Dataset entries
=-=-=

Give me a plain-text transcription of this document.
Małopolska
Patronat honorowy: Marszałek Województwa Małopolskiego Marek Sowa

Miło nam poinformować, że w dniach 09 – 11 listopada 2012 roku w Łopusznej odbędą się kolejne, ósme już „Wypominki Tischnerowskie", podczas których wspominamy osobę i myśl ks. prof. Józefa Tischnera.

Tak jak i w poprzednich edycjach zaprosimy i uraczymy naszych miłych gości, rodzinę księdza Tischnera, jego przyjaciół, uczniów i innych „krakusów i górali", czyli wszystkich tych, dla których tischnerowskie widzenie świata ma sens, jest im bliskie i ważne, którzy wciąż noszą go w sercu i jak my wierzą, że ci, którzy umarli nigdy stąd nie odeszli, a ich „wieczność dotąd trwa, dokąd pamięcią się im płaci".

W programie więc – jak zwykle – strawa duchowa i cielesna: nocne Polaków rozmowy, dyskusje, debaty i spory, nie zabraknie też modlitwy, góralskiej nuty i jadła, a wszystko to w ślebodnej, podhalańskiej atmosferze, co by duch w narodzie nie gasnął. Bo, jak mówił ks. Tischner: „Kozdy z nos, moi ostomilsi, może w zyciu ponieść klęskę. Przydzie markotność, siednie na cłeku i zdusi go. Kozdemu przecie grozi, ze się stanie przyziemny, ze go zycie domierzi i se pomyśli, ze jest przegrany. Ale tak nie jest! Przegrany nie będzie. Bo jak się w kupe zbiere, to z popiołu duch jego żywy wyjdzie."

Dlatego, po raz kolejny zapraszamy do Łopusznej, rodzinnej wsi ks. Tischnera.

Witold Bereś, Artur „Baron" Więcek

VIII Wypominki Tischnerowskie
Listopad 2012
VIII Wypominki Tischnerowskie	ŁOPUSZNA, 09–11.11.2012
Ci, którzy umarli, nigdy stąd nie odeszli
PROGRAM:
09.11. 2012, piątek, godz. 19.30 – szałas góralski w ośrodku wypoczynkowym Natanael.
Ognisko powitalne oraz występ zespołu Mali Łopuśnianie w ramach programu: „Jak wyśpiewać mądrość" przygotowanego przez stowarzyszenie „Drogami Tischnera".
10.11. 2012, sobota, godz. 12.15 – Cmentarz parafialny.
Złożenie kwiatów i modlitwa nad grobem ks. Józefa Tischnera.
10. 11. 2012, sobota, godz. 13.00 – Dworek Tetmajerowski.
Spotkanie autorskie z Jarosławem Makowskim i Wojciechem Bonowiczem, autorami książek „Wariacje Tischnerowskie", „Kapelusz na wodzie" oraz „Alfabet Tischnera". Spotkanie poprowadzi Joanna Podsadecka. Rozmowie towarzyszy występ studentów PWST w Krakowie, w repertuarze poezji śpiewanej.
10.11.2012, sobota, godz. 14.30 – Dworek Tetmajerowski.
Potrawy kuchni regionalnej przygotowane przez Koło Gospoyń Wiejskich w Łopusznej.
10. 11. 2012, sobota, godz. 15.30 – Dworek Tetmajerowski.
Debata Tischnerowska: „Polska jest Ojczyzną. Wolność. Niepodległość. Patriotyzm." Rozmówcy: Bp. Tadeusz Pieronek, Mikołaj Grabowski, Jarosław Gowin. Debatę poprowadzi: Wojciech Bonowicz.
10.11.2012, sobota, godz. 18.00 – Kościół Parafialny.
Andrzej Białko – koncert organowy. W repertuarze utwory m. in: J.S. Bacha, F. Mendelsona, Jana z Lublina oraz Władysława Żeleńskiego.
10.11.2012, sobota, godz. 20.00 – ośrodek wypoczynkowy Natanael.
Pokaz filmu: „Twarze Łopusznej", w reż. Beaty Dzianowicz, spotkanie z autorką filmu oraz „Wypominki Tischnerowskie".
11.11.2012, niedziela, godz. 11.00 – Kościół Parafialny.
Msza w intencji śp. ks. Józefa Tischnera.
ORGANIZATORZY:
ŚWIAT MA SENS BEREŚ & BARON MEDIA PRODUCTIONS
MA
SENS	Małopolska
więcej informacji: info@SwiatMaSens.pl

=-=-=

● **Set problem**:
Every entry must be quoted exactly as it appears above.

● **Reply to the task**:
Give me a plain-text transcription of this document.
Małopolska
Patronat honorowy: Marszałek Województwa Małopolskiego Marek Sowa

Miło nam poinformować, że w dniach 09 – 11 listopada 2012 roku w Łopusznej odbędą się kolejne, ósme już „Wypominki Tischnerowskie", podczas których wspominamy osobę i myśl ks. prof. Józefa Tischnera.

Tak jak i w poprzednich edycjach zaprosimy i uraczymy naszych miłych gości, rodzinę księdza Tischnera, jego przyjaciół, uczniów i innych „krakusów i górali", czyli wszystkich tych, dla których tischnerowskie widzenie świata ma sens, jest im bliskie i ważne, którzy wciąż noszą go w sercu i jak my wierzą, że ci, którzy umarli nigdy stąd nie odeszli, a ich „wieczność dotąd trwa, dokąd pamięcią się im płaci".

W programie więc – jak zwykle – strawa duchowa i cielesna: nocne Polaków rozmowy, dyskusje, debaty i spory, nie zabraknie też modlitwy, góralskiej nuty i jadła, a wszystko to w ślebodnej, podhalańskiej atmosferze, co by duch w narodzie nie gasnął. Bo, jak mówił ks. Tischner: „Kozdy z nos, moi ostomilsi, może w zyciu ponieść klęskę. Przydzie markotność, siednie na cłeku i zdusi go. Kozdemu przecie grozi, ze się stanie przyziemny, ze go zycie domierzi i se pomyśli, ze jest przegrany. Ale tak nie jest! Przegrany nie będzie. Bo jak się w kupe zbiere, to z popiołu duch jego żywy wyjdzie."

Dlatego, po raz kolejny zapraszamy do Łopusznej, rodzinnej wsi ks. Tischnera.

Witold Bereś, Artur „Baron" Więcek

VIII Wypominki Tischnerowskie
Listopad 2012
VIII Wypominki Tischnerowskie	ŁOPUSZNA, 09–11.11.2012
Ci, którzy umarli, nigdy stąd nie odeszli
PROGRAM:
09.11. 2012, piątek, godz. 19.30 – szałas góralski w ośrodku wypoczynkowym Natanael.
Ognisko powitalne oraz występ zespołu Mali Łopuśnianie w ramach programu: „Jak wyśpiewać mądrość" przygotowanego przez stowarzyszenie „Drogami Tischnera".
10.11. 2012, sobota, godz. 12.15 – Cmentarz parafialny.
Złożenie kwiatów i modlitwa nad grobem ks. Józefa Tischnera.
10. 11. 2012, sobota, godz. 13.00 – Dworek Tetmajerowski.
Spotkanie autorskie z Jarosławem Makowskim i Wojciechem Bonowiczem, autorami książek „Wariacje Tischnerowskie", „Kapelusz na wodzie" oraz „Alfabet Tischnera". Spotkanie poprowadzi Joanna Podsadecka. Rozmowie towarzyszy występ studentów PWST w Krakowie, w repertuarze poezji śpiewanej.
10.11.2012, sobota, godz. 14.30 – Dworek Tetmajerowski.
Potrawy kuchni regionalnej przygotowane przez Koło Gospoyń Wiejskich w Łopusznej.
10. 11. 2012, sobota, godz. 15.30 – Dworek Tetmajerowski.
Debata Tischnerowska: „Polska jest Ojczyzną. Wolność. Niepodległość. Patriotyzm." Rozmówcy: Bp. Tadeusz Pieronek, Mikołaj Grabowski, Jarosław Gowin. Debatę poprowadzi: Wojciech Bonowicz.
10.11.2012, sobota, godz. 18.00 – Kościół Parafialny.
Andrzej Białko – koncert organowy. W repertuarze utwory m. in: J.S. Bacha, F. Mendelsona, Jana z Lublina oraz Władysława Żeleńskiego.
10.11.2012, sobota, godz. 20.00 – ośrodek wypoczynkowy Natanael.
Pokaz filmu: „Twarze Łopusznej", w reż. Beaty Dzianowicz, spotkanie z autorką filmu oraz „Wypominki Tischnerowskie".
11.11.2012, niedziela, godz. 11.00 – Kościół Parafialny.
Msza w intencji śp. ks. Józefa Tischnera.
ORGANIZATORZY:
ŚWIAT MA SENS BEREŚ & BARON MEDIA PRODUCTIONS
MA
SENS	Małopolska
więcej informacji: info@SwiatMaSens.pl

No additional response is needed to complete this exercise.